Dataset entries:
----

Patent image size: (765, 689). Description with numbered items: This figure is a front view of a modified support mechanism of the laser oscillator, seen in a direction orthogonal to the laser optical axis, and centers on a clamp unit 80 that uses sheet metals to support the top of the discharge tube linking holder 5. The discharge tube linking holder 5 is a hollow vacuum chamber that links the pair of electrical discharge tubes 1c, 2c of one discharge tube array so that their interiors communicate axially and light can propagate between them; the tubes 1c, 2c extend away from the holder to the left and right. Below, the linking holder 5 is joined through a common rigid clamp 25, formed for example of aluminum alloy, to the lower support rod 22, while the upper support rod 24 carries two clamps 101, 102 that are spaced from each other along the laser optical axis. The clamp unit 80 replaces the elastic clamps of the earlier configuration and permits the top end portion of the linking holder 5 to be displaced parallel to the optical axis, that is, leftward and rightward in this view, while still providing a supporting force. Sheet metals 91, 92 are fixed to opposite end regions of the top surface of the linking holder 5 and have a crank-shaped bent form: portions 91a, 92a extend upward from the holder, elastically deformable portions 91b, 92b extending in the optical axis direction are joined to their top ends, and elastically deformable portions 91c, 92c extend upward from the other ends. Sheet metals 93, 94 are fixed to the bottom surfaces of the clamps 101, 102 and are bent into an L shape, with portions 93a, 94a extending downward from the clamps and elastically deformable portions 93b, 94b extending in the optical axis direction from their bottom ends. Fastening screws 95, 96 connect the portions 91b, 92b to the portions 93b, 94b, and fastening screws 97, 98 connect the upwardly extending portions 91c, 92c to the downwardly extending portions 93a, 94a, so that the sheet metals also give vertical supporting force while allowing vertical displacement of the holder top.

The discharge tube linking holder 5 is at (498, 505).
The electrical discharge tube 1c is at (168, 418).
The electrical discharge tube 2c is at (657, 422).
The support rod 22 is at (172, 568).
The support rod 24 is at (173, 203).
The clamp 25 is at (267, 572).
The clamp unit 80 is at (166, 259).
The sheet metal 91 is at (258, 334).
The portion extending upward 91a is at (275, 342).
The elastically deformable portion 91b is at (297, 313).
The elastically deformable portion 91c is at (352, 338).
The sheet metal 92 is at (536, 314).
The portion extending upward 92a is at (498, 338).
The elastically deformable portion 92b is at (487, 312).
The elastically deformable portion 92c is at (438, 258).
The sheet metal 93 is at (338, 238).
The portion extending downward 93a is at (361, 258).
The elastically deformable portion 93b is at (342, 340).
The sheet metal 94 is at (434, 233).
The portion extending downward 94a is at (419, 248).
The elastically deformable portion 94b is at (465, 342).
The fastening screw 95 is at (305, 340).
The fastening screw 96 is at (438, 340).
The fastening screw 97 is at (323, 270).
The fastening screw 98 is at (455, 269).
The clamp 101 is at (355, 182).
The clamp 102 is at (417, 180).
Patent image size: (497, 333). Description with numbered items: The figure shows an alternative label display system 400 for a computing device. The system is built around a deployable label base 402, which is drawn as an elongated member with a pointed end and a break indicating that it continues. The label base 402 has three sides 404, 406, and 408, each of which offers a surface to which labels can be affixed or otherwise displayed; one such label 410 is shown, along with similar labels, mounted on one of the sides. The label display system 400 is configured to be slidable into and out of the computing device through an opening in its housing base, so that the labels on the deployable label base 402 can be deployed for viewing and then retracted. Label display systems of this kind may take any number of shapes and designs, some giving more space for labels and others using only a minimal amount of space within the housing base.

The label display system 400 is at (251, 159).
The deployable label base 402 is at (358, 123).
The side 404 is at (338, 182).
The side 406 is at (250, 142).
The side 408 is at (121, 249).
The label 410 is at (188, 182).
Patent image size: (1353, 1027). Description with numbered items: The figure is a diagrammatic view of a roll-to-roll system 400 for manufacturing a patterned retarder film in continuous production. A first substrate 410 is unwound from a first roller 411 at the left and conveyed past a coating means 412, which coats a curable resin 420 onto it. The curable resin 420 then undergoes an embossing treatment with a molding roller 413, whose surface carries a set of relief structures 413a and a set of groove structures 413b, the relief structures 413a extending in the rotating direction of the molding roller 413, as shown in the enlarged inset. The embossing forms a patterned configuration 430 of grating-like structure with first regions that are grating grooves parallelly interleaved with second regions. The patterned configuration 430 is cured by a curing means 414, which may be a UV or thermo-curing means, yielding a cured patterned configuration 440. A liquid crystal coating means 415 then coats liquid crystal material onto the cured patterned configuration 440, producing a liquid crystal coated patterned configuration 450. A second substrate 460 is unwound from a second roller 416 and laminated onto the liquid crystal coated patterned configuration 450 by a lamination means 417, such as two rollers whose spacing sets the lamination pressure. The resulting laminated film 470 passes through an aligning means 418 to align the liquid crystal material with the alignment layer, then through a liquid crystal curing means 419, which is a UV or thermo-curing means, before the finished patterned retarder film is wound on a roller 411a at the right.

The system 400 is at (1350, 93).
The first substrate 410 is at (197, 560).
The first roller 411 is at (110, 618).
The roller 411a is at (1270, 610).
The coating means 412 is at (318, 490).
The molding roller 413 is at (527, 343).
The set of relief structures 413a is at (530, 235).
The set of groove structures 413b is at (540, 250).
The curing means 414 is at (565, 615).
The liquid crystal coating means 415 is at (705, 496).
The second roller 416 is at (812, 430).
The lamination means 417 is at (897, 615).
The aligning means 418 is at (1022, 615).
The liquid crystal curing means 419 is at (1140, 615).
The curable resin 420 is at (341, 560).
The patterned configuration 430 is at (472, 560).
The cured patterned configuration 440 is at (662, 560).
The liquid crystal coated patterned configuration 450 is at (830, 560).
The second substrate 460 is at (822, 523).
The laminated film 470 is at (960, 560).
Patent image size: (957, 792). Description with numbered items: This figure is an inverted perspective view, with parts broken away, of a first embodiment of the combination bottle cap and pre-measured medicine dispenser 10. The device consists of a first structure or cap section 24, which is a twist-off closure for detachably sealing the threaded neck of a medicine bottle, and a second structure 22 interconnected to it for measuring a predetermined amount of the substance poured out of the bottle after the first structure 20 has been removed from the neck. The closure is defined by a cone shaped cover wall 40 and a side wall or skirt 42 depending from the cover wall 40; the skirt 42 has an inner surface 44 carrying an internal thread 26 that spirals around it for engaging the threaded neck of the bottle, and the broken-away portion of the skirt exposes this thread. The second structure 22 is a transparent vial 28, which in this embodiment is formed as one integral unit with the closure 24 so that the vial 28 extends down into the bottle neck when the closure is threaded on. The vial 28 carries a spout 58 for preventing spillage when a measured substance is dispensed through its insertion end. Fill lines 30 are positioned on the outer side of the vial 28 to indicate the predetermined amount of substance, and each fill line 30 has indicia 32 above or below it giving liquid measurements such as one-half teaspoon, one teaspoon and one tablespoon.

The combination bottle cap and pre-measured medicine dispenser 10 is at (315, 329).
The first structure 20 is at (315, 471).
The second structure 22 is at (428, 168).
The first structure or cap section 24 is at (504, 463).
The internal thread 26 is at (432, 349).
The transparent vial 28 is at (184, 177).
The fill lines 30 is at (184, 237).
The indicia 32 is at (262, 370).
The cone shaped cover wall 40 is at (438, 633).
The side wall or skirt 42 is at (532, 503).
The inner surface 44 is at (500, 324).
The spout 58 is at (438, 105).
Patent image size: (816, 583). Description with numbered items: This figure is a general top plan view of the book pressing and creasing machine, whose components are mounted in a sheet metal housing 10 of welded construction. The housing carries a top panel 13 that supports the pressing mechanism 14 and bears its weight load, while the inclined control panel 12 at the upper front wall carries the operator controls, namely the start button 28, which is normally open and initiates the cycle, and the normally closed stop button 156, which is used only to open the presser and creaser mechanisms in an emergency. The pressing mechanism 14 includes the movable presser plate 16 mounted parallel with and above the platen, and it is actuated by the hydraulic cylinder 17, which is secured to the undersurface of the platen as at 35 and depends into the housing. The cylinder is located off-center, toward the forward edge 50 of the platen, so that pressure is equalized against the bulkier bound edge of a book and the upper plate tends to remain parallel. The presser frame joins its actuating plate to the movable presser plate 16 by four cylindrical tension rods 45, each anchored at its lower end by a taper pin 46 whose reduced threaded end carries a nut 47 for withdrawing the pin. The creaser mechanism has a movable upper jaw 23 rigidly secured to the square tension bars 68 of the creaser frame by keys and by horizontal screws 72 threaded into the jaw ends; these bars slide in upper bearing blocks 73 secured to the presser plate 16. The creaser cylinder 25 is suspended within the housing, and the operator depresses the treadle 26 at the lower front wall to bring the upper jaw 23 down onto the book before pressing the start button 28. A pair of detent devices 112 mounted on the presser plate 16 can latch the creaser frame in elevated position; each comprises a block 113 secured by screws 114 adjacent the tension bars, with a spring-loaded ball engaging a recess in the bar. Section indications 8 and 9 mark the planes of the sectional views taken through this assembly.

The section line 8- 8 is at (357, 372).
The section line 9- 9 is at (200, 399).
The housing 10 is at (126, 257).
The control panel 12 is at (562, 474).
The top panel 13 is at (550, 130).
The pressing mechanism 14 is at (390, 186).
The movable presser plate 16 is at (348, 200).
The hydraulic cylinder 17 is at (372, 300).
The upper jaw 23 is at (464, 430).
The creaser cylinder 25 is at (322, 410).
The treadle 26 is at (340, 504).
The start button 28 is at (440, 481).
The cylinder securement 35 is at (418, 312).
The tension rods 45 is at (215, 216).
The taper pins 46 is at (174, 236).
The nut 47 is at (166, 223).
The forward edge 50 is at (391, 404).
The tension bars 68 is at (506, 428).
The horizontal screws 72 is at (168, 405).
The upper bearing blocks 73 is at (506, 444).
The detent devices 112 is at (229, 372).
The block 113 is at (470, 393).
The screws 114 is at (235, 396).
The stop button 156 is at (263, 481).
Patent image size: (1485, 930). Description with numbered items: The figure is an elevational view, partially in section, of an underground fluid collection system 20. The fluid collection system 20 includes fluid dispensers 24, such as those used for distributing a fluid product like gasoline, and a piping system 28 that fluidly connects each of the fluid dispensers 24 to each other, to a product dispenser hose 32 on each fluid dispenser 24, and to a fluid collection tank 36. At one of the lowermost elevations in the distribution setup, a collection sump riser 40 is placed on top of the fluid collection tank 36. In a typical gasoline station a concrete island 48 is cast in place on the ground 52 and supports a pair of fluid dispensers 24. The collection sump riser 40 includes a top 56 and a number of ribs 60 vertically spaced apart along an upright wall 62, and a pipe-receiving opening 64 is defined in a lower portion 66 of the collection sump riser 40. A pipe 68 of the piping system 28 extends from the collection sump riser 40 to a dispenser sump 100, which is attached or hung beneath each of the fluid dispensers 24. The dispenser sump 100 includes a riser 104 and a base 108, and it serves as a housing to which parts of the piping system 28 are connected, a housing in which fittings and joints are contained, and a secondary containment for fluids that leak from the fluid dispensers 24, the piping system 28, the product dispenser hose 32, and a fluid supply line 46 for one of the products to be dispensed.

----

TO DO: Please reproduce the data above word for word, covering the stretch from the line containing "Patent image size: (497, 333)." through the line containing "The label 410 is at (188, 182).".

EXERCISE ANSWER:
Patent image size: (497, 333). Description with numbered items: The figure shows an alternative label display system 400 for a computing device. The system is built around a deployable label base 402, which is drawn as an elongated member with a pointed end and a break indicating that it continues. The label base 402 has three sides 404, 406, and 408, each of which offers a surface to which labels can be affixed or otherwise displayed; one such label 410 is shown, along with similar labels, mounted on one of the sides. The label display system 400 is configured to be slidable into and out of the computing device through an opening in its housing base, so that the labels on the deployable label base 402 can be deployed for viewing and then retracted. Label display systems of this kind may take any number of shapes and designs, some giving more space for labels and others using only a minimal amount of space within the housing base.

The label display system 400 is at (251, 159).
The deployable label base 402 is at (358, 123).
The side 404 is at (338, 182).
The side 406 is at (250, 142).
The side 408 is at (121, 249).
The label 410 is at (188, 182).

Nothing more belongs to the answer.